Only a number is required: how many lines of the material contain the word "marker"?

### [Supplied records]
--- START ---
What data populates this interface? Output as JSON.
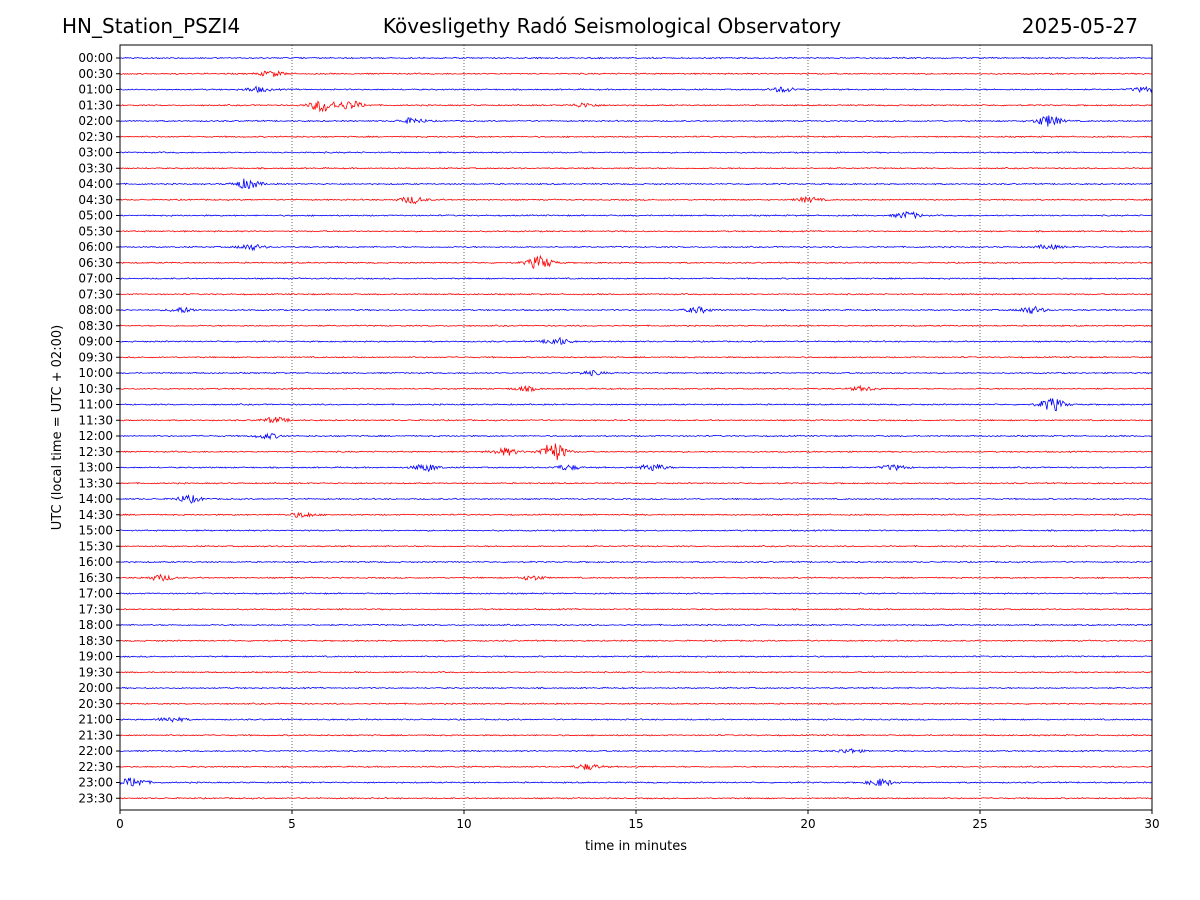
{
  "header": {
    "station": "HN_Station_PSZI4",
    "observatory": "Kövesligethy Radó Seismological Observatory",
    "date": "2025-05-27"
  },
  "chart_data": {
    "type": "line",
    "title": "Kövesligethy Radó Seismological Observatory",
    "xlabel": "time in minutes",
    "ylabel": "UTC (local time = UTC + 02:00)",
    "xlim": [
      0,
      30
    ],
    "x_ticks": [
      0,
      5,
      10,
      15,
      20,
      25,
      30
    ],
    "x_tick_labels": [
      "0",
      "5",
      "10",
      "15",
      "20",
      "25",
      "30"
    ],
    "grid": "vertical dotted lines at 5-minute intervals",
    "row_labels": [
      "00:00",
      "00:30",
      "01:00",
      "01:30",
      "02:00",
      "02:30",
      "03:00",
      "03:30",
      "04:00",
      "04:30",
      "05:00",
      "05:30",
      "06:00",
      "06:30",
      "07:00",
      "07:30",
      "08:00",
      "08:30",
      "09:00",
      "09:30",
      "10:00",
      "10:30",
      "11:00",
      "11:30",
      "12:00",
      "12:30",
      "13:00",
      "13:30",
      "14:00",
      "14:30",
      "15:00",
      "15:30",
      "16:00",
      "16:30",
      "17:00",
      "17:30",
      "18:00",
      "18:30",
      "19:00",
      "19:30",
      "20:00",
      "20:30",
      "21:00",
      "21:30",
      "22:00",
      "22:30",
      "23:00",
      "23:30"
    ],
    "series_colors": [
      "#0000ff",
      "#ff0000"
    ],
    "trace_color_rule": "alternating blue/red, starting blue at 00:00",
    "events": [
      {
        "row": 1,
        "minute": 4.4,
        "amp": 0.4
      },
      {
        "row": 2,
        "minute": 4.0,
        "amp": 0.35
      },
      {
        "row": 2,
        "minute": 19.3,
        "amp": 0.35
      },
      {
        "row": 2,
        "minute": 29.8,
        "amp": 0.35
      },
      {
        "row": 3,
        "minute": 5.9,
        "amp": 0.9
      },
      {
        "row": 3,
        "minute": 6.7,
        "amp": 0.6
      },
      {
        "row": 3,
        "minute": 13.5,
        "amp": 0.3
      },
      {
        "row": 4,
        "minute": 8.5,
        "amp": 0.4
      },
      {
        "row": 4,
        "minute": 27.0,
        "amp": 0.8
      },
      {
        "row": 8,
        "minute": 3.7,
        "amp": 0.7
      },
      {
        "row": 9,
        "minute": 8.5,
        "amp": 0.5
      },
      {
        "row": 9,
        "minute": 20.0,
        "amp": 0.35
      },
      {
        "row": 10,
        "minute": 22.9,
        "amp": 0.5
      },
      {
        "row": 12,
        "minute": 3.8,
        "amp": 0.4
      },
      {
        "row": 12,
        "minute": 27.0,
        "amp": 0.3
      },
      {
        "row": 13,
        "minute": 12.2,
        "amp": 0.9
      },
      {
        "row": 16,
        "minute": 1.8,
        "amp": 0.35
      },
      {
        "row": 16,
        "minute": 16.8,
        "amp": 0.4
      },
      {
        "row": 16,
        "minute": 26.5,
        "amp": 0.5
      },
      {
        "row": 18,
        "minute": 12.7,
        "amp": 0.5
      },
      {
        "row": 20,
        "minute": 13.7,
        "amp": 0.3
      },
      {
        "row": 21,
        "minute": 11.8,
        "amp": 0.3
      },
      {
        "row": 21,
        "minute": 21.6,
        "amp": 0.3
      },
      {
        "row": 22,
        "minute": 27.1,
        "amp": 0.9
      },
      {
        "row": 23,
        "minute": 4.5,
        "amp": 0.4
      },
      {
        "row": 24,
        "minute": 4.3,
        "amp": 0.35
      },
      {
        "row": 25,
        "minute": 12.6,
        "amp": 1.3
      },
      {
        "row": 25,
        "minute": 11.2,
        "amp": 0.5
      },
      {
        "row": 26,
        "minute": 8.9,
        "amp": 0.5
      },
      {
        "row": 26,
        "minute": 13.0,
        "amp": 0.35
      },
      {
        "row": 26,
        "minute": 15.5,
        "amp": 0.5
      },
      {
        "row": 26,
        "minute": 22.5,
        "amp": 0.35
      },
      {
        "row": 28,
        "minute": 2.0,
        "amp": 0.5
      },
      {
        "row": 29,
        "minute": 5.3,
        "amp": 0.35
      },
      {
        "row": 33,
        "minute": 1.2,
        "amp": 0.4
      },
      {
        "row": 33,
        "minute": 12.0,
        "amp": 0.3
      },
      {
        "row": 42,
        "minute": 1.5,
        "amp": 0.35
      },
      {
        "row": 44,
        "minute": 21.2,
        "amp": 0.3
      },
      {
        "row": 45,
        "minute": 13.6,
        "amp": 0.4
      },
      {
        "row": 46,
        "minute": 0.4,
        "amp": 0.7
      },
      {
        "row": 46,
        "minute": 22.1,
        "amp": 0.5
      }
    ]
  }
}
--- END ---
--- START ---
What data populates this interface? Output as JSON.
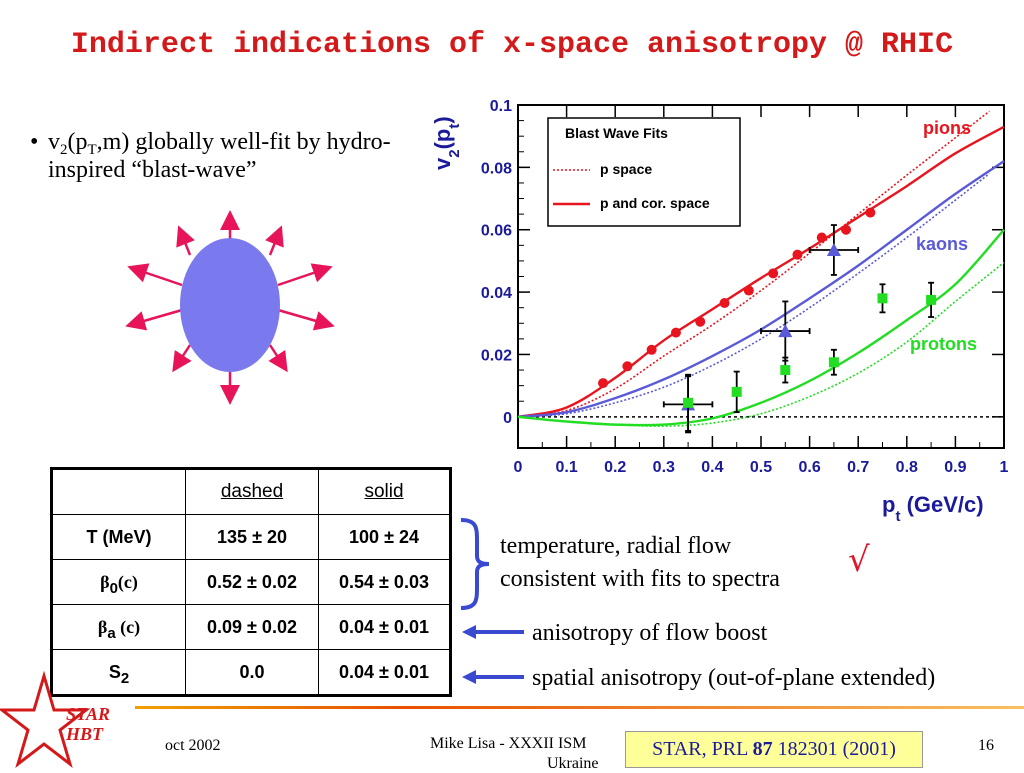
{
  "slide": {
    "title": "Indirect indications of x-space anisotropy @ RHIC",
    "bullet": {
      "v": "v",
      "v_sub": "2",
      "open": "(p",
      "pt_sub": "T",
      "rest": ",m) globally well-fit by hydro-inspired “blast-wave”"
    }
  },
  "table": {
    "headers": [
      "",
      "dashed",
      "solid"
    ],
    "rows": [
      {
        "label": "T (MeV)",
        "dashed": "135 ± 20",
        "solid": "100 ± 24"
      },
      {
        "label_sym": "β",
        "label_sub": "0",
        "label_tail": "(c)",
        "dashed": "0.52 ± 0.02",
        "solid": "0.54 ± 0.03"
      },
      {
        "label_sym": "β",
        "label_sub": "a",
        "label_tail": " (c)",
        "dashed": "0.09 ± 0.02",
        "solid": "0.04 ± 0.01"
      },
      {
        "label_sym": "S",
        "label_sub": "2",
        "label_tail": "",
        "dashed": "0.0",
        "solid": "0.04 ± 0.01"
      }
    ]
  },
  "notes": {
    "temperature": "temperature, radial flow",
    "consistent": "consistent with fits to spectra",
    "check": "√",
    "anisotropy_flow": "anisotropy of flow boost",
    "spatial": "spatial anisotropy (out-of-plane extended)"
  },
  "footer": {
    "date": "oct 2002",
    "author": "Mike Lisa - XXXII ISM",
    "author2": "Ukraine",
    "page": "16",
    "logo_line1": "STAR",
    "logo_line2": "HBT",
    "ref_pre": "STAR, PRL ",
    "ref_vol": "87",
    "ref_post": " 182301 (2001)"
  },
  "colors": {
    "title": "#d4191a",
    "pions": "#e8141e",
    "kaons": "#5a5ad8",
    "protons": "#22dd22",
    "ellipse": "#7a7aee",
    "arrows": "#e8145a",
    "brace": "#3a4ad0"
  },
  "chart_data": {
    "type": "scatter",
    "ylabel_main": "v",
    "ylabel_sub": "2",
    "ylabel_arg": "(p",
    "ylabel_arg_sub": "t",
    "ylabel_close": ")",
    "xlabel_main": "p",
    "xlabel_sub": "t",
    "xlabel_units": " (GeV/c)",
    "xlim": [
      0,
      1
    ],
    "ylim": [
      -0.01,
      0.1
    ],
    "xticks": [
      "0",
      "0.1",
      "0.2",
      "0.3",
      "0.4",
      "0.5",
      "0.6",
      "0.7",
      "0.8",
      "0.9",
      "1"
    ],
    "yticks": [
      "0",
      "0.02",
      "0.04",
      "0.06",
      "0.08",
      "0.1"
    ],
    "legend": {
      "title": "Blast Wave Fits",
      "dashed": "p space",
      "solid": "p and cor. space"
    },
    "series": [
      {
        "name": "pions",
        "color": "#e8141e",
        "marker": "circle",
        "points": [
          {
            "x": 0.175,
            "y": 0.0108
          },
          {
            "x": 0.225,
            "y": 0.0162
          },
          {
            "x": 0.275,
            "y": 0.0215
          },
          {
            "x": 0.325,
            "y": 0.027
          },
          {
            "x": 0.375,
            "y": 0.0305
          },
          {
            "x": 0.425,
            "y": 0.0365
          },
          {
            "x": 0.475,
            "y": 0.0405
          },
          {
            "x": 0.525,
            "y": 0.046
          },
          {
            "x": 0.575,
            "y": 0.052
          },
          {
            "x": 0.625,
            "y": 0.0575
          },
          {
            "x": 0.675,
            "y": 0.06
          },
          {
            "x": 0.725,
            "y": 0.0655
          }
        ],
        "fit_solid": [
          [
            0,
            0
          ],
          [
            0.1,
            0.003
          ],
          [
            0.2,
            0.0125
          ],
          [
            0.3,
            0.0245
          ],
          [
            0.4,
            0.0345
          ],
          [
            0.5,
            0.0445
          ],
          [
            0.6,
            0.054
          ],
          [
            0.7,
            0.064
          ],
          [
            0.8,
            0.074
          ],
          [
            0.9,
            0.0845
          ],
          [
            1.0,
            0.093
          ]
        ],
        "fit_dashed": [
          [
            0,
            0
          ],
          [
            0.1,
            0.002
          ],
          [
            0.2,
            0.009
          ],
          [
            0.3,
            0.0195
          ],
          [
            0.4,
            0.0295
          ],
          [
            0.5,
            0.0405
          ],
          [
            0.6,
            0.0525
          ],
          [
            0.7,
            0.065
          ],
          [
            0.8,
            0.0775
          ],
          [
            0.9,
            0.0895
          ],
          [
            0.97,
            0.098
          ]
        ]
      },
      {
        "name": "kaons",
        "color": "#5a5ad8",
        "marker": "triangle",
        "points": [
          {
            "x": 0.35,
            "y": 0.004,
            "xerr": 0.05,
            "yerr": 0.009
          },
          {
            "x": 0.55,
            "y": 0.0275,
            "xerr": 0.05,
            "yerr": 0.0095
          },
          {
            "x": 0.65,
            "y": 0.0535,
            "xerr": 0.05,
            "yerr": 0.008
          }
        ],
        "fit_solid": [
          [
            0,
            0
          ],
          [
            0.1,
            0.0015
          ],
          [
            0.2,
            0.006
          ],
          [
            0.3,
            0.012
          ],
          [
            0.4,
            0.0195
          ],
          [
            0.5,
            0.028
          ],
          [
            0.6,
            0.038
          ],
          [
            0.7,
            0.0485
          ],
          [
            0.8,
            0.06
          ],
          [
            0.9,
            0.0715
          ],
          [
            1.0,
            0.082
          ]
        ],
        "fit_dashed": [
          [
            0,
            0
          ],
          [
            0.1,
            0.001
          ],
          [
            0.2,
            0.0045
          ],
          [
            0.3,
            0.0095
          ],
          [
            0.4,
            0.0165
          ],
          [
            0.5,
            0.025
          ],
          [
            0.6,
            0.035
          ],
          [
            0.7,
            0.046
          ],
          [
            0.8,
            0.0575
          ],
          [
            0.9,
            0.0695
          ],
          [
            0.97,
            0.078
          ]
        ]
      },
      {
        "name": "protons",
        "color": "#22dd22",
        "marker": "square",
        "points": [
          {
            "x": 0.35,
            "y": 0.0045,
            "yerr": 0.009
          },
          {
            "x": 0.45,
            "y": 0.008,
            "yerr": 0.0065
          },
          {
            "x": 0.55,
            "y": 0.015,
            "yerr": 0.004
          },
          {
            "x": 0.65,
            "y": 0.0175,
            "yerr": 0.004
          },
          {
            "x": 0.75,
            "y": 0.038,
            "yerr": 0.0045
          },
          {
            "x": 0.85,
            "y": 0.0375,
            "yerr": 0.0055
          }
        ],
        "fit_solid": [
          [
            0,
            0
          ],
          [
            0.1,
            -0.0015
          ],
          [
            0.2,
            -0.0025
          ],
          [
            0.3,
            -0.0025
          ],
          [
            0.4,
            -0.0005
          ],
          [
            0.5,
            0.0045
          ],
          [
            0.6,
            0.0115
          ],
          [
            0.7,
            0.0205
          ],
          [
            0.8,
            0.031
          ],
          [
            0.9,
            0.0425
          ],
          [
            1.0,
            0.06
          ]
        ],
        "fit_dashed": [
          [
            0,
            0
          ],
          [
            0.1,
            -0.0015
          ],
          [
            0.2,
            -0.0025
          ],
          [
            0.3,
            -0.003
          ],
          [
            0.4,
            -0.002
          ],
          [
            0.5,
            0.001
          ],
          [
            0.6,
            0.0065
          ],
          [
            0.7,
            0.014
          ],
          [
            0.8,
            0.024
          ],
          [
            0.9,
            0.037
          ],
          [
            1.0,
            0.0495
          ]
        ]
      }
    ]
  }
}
--- END ---
### [Finished task]
3